WHAT IS ASKED: Write out the full set of records below exactly.
#####
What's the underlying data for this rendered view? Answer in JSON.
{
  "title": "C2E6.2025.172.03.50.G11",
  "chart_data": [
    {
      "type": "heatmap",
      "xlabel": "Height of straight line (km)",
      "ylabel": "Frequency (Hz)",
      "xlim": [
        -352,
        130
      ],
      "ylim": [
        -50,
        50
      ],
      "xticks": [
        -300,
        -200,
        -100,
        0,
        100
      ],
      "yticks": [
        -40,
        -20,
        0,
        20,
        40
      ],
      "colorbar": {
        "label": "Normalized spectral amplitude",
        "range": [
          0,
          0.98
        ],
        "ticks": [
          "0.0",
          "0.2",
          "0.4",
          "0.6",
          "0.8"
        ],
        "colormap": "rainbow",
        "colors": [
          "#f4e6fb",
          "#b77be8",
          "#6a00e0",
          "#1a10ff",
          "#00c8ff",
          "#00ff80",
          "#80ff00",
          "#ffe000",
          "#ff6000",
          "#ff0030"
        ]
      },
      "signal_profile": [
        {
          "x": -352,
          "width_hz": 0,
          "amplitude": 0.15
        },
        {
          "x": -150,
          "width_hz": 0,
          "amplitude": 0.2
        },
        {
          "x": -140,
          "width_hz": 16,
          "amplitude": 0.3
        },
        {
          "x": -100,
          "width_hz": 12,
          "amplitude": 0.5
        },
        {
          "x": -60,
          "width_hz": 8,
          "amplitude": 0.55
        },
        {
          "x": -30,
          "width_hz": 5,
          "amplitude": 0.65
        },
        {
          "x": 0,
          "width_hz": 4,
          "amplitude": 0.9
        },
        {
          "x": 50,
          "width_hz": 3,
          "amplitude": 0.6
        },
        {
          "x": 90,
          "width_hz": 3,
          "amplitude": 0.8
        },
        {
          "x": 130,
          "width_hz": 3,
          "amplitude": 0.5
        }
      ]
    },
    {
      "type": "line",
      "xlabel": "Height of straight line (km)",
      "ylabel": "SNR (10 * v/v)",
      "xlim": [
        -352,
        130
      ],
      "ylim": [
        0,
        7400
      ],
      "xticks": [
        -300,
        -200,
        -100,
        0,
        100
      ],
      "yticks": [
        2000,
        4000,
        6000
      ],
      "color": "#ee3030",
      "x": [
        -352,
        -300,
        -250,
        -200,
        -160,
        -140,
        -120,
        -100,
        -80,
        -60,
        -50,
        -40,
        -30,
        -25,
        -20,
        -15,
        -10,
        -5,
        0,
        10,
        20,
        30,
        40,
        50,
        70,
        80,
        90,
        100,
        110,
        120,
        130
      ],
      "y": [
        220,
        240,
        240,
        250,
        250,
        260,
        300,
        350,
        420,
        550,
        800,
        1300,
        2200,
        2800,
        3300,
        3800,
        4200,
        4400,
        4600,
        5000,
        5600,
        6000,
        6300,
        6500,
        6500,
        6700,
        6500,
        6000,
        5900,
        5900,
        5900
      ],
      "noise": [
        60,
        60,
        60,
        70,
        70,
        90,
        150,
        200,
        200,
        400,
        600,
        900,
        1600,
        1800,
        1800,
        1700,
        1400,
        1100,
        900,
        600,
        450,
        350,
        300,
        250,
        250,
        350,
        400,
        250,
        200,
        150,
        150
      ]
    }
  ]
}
#####
RESULT FOR THIS TASK:
What's the underlying data for this rendered view? Answer in JSON.
{
  "title": "C2E6.2025.172.03.50.G11",
  "chart_data": [
    {
      "type": "heatmap",
      "xlabel": "Height of straight line (km)",
      "ylabel": "Frequency (Hz)",
      "xlim": [
        -352,
        130
      ],
      "ylim": [
        -50,
        50
      ],
      "xticks": [
        -300,
        -200,
        -100,
        0,
        100
      ],
      "yticks": [
        -40,
        -20,
        0,
        20,
        40
      ],
      "colorbar": {
        "label": "Normalized spectral amplitude",
        "range": [
          0,
          0.98
        ],
        "ticks": [
          "0.0",
          "0.2",
          "0.4",
          "0.6",
          "0.8"
        ],
        "colormap": "rainbow",
        "colors": [
          "#f4e6fb",
          "#b77be8",
          "#6a00e0",
          "#1a10ff",
          "#00c8ff",
          "#00ff80",
          "#80ff00",
          "#ffe000",
          "#ff6000",
          "#ff0030"
        ]
      },
      "signal_profile": [
        {
          "x": -352,
          "width_hz": 0,
          "amplitude": 0.15
        },
        {
          "x": -150,
          "width_hz": 0,
          "amplitude": 0.2
        },
        {
          "x": -140,
          "width_hz": 16,
          "amplitude": 0.3
        },
        {
          "x": -100,
          "width_hz": 12,
          "amplitude": 0.5
        },
        {
          "x": -60,
          "width_hz": 8,
          "amplitude": 0.55
        },
        {
          "x": -30,
          "width_hz": 5,
          "amplitude": 0.65
        },
        {
          "x": 0,
          "width_hz": 4,
          "amplitude": 0.9
        },
        {
          "x": 50,
          "width_hz": 3,
          "amplitude": 0.6
        },
        {
          "x": 90,
          "width_hz": 3,
          "amplitude": 0.8
        },
        {
          "x": 130,
          "width_hz": 3,
          "amplitude": 0.5
        }
      ]
    },
    {
      "type": "line",
      "xlabel": "Height of straight line (km)",
      "ylabel": "SNR (10 * v/v)",
      "xlim": [
        -352,
        130
      ],
      "ylim": [
        0,
        7400
      ],
      "xticks": [
        -300,
        -200,
        -100,
        0,
        100
      ],
      "yticks": [
        2000,
        4000,
        6000
      ],
      "color": "#ee3030",
      "x": [
        -352,
        -300,
        -250,
        -200,
        -160,
        -140,
        -120,
        -100,
        -80,
        -60,
        -50,
        -40,
        -30,
        -25,
        -20,
        -15,
        -10,
        -5,
        0,
        10,
        20,
        30,
        40,
        50,
        70,
        80,
        90,
        100,
        110,
        120,
        130
      ],
      "y": [
        220,
        240,
        240,
        250,
        250,
        260,
        300,
        350,
        420,
        550,
        800,
        1300,
        2200,
        2800,
        3300,
        3800,
        4200,
        4400,
        4600,
        5000,
        5600,
        6000,
        6300,
        6500,
        6500,
        6700,
        6500,
        6000,
        5900,
        5900,
        5900
      ],
      "noise": [
        60,
        60,
        60,
        70,
        70,
        90,
        150,
        200,
        200,
        400,
        600,
        900,
        1600,
        1800,
        1800,
        1700,
        1400,
        1100,
        900,
        600,
        450,
        350,
        300,
        250,
        250,
        350,
        400,
        250,
        200,
        150,
        150
      ]
    }
  ]
}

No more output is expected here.